-- begin MATERIAL FOR THIS EXERCISE --

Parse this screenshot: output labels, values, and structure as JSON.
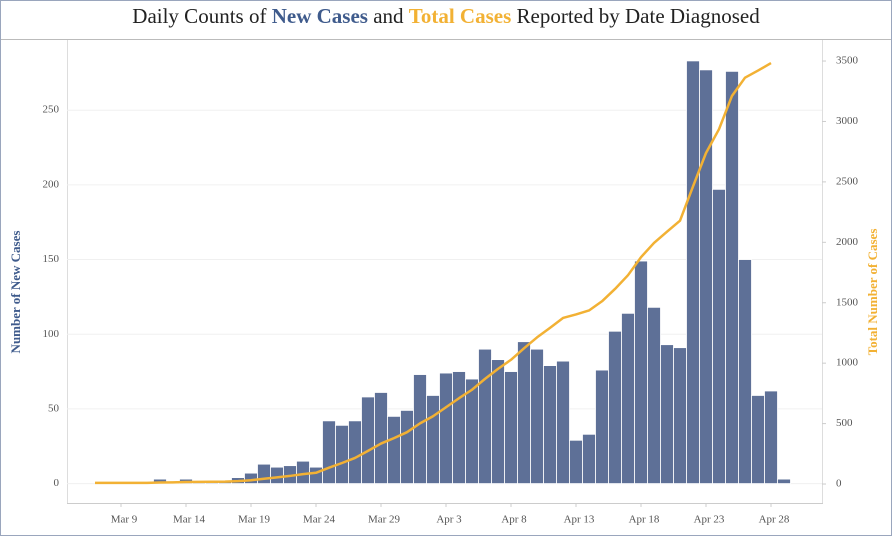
{
  "chart_data": {
    "type": "bar-line",
    "title": [
      "Daily Counts of ",
      "New Cases",
      " and ",
      "Total Cases",
      " Reported by Date Diagnosed"
    ],
    "y_label": "Number of New Cases",
    "y2_label": "Total Number of Cases",
    "categories": [
      null,
      null,
      "Mar 9",
      null,
      null,
      null,
      null,
      "Mar 14",
      null,
      null,
      null,
      null,
      "Mar 19",
      null,
      null,
      null,
      null,
      "Mar 24",
      null,
      null,
      null,
      null,
      "Mar 29",
      null,
      null,
      null,
      null,
      "Apr 3",
      null,
      null,
      null,
      null,
      "Apr 8",
      null,
      null,
      null,
      null,
      "Apr 13",
      null,
      null,
      null,
      null,
      "Apr 18",
      null,
      null,
      null,
      null,
      "Apr 23",
      null,
      null,
      null,
      null,
      "Apr 28",
      null
    ],
    "series": [
      {
        "name": "New Cases",
        "color": "#5e7097",
        "kind": "bar",
        "values": [
          0,
          0,
          0,
          0,
          0,
          3,
          1,
          3,
          1,
          1,
          1,
          4,
          7,
          13,
          11,
          12,
          15,
          11,
          42,
          39,
          42,
          58,
          61,
          45,
          49,
          73,
          59,
          74,
          75,
          70,
          90,
          83,
          75,
          95,
          90,
          79,
          82,
          29,
          33,
          76,
          102,
          114,
          149,
          118,
          93,
          91,
          283,
          277,
          197,
          276,
          150,
          59,
          62,
          3
        ]
      },
      {
        "name": "Total Cases",
        "color": "#f2b134",
        "kind": "line",
        "axis": "y2",
        "values": [
          10,
          10,
          10,
          10,
          10,
          13,
          14,
          17,
          18,
          19,
          20,
          24,
          31,
          44,
          55,
          67,
          82,
          93,
          135,
          174,
          216,
          274,
          335,
          380,
          429,
          502,
          561,
          635,
          710,
          780,
          870,
          953,
          1028,
          1123,
          1213,
          1292,
          1374,
          1403,
          1436,
          1512,
          1614,
          1728,
          1877,
          1995,
          2088,
          2179,
          2462,
          2739,
          2936,
          3212,
          3362,
          3421,
          3483,
          null
        ]
      }
    ],
    "ylim": [
      -13,
      297
    ],
    "yticks": [
      0,
      50,
      100,
      150,
      200,
      250
    ],
    "y2lim": [
      -157,
      3674
    ],
    "y2ticks": [
      0,
      500,
      1000,
      1500,
      2000,
      2500,
      3000,
      3500
    ],
    "grid": true
  }
}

-- end MATERIAL FOR THIS EXERCISE --

■ **GIVEN TASK**:
Print all entries exactly. The images do not belong in the copy.

■ **RESPONSE BELOW**:
Parse this screenshot: output labels, values, and structure as JSON.
{
  "chart_data": {
    "type": "bar-line",
    "title": [
      "Daily Counts of ",
      "New Cases",
      " and ",
      "Total Cases",
      " Reported by Date Diagnosed"
    ],
    "y_label": "Number of New Cases",
    "y2_label": "Total Number of Cases",
    "categories": [
      null,
      null,
      "Mar 9",
      null,
      null,
      null,
      null,
      "Mar 14",
      null,
      null,
      null,
      null,
      "Mar 19",
      null,
      null,
      null,
      null,
      "Mar 24",
      null,
      null,
      null,
      null,
      "Mar 29",
      null,
      null,
      null,
      null,
      "Apr 3",
      null,
      null,
      null,
      null,
      "Apr 8",
      null,
      null,
      null,
      null,
      "Apr 13",
      null,
      null,
      null,
      null,
      "Apr 18",
      null,
      null,
      null,
      null,
      "Apr 23",
      null,
      null,
      null,
      null,
      "Apr 28",
      null
    ],
    "series": [
      {
        "name": "New Cases",
        "color": "#5e7097",
        "kind": "bar",
        "values": [
          0,
          0,
          0,
          0,
          0,
          3,
          1,
          3,
          1,
          1,
          1,
          4,
          7,
          13,
          11,
          12,
          15,
          11,
          42,
          39,
          42,
          58,
          61,
          45,
          49,
          73,
          59,
          74,
          75,
          70,
          90,
          83,
          75,
          95,
          90,
          79,
          82,
          29,
          33,
          76,
          102,
          114,
          149,
          118,
          93,
          91,
          283,
          277,
          197,
          276,
          150,
          59,
          62,
          3
        ]
      },
      {
        "name": "Total Cases",
        "color": "#f2b134",
        "kind": "line",
        "axis": "y2",
        "values": [
          10,
          10,
          10,
          10,
          10,
          13,
          14,
          17,
          18,
          19,
          20,
          24,
          31,
          44,
          55,
          67,
          82,
          93,
          135,
          174,
          216,
          274,
          335,
          380,
          429,
          502,
          561,
          635,
          710,
          780,
          870,
          953,
          1028,
          1123,
          1213,
          1292,
          1374,
          1403,
          1436,
          1512,
          1614,
          1728,
          1877,
          1995,
          2088,
          2179,
          2462,
          2739,
          2936,
          3212,
          3362,
          3421,
          3483,
          null
        ]
      }
    ],
    "ylim": [
      -13,
      297
    ],
    "yticks": [
      0,
      50,
      100,
      150,
      200,
      250
    ],
    "y2lim": [
      -157,
      3674
    ],
    "y2ticks": [
      0,
      500,
      1000,
      1500,
      2000,
      2500,
      3000,
      3500
    ],
    "grid": true
  }
}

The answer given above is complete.